_DATA ROWS_.
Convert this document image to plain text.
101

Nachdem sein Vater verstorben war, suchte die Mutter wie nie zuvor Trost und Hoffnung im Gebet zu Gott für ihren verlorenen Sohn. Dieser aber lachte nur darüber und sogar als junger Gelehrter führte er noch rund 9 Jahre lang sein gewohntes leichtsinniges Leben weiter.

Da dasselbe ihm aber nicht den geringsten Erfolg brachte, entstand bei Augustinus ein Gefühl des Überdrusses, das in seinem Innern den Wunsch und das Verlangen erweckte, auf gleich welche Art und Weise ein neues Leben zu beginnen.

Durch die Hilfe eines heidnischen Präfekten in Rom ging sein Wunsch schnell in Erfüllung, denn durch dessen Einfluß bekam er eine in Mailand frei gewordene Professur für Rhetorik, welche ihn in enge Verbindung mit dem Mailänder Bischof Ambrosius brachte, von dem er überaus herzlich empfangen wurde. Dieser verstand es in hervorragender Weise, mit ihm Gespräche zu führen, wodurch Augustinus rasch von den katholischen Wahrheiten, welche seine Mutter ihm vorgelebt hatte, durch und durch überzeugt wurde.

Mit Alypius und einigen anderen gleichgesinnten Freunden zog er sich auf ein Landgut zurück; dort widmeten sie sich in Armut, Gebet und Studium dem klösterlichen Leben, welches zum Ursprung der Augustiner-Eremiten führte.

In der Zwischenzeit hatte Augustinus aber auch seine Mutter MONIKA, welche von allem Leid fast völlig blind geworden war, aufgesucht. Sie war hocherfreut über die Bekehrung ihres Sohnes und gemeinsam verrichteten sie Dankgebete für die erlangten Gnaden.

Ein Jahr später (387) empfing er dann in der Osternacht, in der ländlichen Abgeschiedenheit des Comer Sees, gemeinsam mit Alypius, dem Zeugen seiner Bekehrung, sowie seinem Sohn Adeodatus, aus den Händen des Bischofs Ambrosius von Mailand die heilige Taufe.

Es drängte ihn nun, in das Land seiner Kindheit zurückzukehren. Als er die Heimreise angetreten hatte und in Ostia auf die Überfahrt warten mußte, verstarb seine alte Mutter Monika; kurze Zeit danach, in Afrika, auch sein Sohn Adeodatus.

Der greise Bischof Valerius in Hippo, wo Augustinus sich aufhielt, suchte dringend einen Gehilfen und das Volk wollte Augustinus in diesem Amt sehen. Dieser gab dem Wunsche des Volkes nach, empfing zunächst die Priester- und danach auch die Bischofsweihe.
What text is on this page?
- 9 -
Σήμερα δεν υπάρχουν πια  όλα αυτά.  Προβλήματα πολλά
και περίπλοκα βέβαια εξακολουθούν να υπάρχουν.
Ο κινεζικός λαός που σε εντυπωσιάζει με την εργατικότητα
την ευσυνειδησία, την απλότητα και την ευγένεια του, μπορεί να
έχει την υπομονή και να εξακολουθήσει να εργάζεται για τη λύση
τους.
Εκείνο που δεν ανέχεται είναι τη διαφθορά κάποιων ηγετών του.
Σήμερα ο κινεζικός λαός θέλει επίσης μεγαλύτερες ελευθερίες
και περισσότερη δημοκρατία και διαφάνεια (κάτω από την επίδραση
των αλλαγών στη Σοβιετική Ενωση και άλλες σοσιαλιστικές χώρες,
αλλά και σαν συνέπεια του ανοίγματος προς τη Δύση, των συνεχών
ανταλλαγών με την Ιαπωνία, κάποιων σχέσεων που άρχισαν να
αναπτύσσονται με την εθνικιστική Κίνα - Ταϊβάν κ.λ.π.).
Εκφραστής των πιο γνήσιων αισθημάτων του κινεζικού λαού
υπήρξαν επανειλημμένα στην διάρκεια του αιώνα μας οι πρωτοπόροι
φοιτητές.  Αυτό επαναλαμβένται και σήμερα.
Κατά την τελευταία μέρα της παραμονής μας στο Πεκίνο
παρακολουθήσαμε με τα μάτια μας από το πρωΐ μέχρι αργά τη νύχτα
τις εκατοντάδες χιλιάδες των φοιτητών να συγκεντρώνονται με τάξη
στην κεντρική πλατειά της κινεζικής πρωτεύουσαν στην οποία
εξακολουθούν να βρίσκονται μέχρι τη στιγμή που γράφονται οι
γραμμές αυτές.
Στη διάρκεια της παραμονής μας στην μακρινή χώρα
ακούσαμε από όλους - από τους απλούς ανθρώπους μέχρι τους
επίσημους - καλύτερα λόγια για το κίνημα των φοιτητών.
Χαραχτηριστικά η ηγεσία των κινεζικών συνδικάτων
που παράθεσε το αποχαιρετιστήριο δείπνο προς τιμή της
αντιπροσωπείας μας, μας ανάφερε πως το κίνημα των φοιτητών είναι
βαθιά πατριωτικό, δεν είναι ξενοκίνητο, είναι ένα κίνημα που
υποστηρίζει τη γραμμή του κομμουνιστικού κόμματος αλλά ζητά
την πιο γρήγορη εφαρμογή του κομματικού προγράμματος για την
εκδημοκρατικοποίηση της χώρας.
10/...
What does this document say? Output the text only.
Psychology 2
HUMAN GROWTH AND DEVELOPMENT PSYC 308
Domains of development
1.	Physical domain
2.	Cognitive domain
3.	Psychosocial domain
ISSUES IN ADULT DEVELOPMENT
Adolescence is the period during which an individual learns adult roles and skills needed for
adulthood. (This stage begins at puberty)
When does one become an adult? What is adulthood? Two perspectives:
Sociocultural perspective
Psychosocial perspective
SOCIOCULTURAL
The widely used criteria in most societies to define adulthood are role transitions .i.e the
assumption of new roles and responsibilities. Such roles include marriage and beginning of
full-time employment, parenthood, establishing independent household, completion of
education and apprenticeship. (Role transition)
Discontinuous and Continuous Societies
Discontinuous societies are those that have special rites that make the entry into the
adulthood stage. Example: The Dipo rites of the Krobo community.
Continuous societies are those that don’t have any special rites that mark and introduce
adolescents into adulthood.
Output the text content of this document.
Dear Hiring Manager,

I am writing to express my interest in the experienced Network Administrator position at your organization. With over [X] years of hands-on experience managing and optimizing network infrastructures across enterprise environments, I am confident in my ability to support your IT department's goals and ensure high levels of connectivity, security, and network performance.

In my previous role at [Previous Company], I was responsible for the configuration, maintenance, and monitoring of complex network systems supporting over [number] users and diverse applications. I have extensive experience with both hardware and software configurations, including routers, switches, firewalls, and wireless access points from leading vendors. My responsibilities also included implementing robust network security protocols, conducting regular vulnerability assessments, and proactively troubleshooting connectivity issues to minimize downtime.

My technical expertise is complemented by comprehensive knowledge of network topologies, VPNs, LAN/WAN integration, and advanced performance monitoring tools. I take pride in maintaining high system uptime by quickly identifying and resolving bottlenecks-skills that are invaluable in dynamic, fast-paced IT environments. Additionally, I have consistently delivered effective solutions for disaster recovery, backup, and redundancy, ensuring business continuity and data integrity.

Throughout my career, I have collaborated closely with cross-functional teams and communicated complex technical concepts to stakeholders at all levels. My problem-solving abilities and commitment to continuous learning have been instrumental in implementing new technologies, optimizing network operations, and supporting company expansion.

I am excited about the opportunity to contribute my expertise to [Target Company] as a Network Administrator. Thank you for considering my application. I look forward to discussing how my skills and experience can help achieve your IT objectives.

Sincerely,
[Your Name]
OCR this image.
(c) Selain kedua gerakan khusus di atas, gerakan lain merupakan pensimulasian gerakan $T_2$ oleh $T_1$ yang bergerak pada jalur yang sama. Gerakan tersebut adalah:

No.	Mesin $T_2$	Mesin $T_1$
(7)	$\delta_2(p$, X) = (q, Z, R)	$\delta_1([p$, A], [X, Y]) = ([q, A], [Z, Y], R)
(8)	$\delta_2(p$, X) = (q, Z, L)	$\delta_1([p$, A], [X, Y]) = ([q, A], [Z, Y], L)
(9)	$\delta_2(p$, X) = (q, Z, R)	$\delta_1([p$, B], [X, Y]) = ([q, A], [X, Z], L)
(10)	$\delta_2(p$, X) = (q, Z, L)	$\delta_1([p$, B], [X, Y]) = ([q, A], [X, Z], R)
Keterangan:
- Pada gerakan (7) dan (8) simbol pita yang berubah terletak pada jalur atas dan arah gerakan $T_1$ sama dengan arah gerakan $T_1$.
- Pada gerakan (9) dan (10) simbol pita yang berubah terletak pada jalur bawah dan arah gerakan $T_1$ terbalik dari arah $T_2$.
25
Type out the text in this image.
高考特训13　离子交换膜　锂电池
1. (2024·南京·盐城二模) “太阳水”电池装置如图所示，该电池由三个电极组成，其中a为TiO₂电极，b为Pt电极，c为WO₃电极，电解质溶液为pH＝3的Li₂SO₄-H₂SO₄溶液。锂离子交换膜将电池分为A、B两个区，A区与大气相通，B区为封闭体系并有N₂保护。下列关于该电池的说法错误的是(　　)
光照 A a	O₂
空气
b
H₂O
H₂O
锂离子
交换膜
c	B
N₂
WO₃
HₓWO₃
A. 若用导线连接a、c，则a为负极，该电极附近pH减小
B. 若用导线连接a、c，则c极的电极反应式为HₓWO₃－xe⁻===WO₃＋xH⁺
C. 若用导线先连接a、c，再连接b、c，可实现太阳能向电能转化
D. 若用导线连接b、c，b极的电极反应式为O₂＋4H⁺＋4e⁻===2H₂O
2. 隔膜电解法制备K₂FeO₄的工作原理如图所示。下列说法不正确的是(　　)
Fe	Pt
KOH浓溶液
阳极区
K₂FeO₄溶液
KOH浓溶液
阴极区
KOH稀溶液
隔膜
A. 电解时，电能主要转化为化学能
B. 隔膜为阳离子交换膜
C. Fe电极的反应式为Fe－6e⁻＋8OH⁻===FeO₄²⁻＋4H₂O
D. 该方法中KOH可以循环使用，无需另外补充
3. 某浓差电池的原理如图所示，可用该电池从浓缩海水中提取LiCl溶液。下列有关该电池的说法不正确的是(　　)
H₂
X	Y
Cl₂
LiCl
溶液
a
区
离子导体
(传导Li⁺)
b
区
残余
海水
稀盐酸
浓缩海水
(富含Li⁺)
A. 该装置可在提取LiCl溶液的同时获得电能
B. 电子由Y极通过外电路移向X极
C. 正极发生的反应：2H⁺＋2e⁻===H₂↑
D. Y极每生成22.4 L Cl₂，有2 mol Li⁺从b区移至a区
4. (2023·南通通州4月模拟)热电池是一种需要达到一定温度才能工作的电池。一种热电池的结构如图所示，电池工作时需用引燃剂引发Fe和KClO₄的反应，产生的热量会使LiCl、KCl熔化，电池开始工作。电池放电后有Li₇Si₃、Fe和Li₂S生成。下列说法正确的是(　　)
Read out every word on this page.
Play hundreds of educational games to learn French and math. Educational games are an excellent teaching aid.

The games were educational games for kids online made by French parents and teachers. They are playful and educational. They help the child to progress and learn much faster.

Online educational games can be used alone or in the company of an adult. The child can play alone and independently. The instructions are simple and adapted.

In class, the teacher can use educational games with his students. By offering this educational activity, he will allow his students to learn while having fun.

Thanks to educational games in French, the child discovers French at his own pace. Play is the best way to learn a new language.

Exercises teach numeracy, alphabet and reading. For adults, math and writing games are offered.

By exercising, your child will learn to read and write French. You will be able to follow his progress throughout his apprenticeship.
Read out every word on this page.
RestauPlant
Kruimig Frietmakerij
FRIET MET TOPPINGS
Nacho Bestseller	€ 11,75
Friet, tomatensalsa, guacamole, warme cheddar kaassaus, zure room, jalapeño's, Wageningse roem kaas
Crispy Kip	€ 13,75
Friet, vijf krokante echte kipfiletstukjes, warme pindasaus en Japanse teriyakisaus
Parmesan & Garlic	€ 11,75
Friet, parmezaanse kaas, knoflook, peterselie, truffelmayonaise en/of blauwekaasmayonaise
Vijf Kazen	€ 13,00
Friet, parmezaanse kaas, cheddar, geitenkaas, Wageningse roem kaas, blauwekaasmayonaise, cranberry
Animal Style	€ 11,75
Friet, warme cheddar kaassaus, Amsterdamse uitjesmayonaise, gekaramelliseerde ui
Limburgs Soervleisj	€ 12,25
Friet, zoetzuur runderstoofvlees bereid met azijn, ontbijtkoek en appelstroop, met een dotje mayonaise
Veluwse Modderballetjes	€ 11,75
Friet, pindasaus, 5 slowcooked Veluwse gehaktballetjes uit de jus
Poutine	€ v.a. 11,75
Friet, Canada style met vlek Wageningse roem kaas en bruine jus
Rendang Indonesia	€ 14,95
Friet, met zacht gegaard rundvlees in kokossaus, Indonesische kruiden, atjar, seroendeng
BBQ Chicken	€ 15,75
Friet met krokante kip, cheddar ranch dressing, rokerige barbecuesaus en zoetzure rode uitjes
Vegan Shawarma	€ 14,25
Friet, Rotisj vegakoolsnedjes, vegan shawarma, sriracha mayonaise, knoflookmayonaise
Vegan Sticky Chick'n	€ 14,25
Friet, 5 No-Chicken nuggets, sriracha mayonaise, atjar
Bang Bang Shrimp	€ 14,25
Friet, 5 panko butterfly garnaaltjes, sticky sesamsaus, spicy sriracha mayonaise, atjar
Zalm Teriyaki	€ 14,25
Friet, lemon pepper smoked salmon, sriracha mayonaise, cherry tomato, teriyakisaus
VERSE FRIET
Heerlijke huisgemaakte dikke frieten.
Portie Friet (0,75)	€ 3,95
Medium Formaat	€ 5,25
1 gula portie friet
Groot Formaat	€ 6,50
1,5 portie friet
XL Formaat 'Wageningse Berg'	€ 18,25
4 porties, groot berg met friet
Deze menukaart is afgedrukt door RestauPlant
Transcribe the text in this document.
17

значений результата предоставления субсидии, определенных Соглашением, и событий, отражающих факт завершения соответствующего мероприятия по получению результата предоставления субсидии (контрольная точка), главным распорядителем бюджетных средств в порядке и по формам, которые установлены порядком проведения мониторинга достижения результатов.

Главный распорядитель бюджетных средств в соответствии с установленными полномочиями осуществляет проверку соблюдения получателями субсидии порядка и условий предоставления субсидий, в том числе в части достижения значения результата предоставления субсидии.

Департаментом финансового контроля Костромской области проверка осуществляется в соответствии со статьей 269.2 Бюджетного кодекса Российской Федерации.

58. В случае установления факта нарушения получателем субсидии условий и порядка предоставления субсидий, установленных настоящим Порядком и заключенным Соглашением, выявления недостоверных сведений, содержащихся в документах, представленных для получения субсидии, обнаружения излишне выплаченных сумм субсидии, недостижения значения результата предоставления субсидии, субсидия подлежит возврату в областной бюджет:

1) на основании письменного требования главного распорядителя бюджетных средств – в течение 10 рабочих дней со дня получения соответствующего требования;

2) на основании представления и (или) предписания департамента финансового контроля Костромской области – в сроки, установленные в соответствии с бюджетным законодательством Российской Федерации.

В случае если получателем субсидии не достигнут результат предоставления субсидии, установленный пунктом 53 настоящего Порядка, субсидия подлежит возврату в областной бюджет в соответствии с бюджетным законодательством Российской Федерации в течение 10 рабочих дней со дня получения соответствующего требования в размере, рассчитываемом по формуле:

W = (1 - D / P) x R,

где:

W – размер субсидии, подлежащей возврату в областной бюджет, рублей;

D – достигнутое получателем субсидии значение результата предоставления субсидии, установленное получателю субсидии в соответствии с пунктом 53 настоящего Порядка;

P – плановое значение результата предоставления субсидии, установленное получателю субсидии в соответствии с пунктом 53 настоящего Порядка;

_WRITTEN EXERCISE_.
Go through the entries and return each line where the word "κινεζικός" appears.

_CORRECT RESULT_.
Ο κινεζικός λαός που σε εντυπωσιάζει με την εργατικότητα
Σήμερα ο κινεζικός λαός θέλει επίσης μεγαλύτερες ελευθερίες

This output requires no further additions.